▶ **Request**: Transcribe the material in full, exactly as written.

--- Data supplied ---

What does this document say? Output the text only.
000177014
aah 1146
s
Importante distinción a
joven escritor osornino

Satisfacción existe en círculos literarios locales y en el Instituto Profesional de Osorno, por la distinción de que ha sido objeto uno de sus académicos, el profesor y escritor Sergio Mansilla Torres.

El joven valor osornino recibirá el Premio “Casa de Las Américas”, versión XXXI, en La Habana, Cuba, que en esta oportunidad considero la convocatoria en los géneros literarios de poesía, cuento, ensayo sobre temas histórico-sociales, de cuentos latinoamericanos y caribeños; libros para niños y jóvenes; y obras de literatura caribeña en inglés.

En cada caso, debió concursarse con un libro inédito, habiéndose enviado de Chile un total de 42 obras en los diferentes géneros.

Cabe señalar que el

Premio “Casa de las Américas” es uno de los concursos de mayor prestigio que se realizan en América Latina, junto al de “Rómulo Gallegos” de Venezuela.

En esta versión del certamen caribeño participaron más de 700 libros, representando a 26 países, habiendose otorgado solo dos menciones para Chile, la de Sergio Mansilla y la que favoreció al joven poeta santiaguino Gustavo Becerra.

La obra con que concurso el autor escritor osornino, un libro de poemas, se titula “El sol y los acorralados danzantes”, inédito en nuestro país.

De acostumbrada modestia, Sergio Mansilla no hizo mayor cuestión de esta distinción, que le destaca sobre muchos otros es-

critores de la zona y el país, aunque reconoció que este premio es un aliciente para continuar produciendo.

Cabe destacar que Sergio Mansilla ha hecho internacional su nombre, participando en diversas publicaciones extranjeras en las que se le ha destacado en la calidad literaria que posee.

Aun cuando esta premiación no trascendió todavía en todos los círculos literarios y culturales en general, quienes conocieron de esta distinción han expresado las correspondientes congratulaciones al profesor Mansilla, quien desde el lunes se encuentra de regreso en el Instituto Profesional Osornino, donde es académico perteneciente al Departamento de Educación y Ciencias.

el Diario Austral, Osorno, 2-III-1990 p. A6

---

▶ **Exercise answer**:
What does this document say? Output the text only.
000177014
aah 1146
s
Importante distinción a
joven escritor osornino

Satisfacción existe en círculos literarios locales y en el Instituto Profesional de Osorno, por la distinción de que ha sido objeto uno de sus académicos, el profesor y escritor Sergio Mansilla Torres.

El joven valor osornino recibirá el Premio “Casa de Las Américas”, versión XXXI, en La Habana, Cuba, que en esta oportunidad considero la convocatoria en los géneros literarios de poesía, cuento, ensayo sobre temas histórico-sociales, de cuentos latinoamericanos y caribeños; libros para niños y jóvenes; y obras de literatura caribeña en inglés.

En cada caso, debió concursarse con un libro inédito, habiéndose enviado de Chile un total de 42 obras en los diferentes géneros.

Cabe señalar que el

Premio “Casa de las Américas” es uno de los concursos de mayor prestigio que se realizan en América Latina, junto al de “Rómulo Gallegos” de Venezuela.

En esta versión del certamen caribeño participaron más de 700 libros, representando a 26 países, habiendose otorgado solo dos menciones para Chile, la de Sergio Mansilla y la que favoreció al joven poeta santiaguino Gustavo Becerra.

La obra con que concurso el autor escritor osornino, un libro de poemas, se titula “El sol y los acorralados danzantes”, inédito en nuestro país.

De acostumbrada modestia, Sergio Mansilla no hizo mayor cuestión de esta distinción, que le destaca sobre muchos otros es-

critores de la zona y el país, aunque reconoció que este premio es un aliciente para continuar produciendo.

Cabe destacar que Sergio Mansilla ha hecho internacional su nombre, participando en diversas publicaciones extranjeras en las que se le ha destacado en la calidad literaria que posee.

Aun cuando esta premiación no trascendió todavía en todos los círculos literarios y culturales en general, quienes conocieron de esta distinción han expresado las correspondientes congratulaciones al profesor Mansilla, quien desde el lunes se encuentra de regreso en el Instituto Profesional Osornino, donde es académico perteneciente al Departamento de Educación y Ciencias.

el Diario Austral, Osorno, 2-III-1990 p. A6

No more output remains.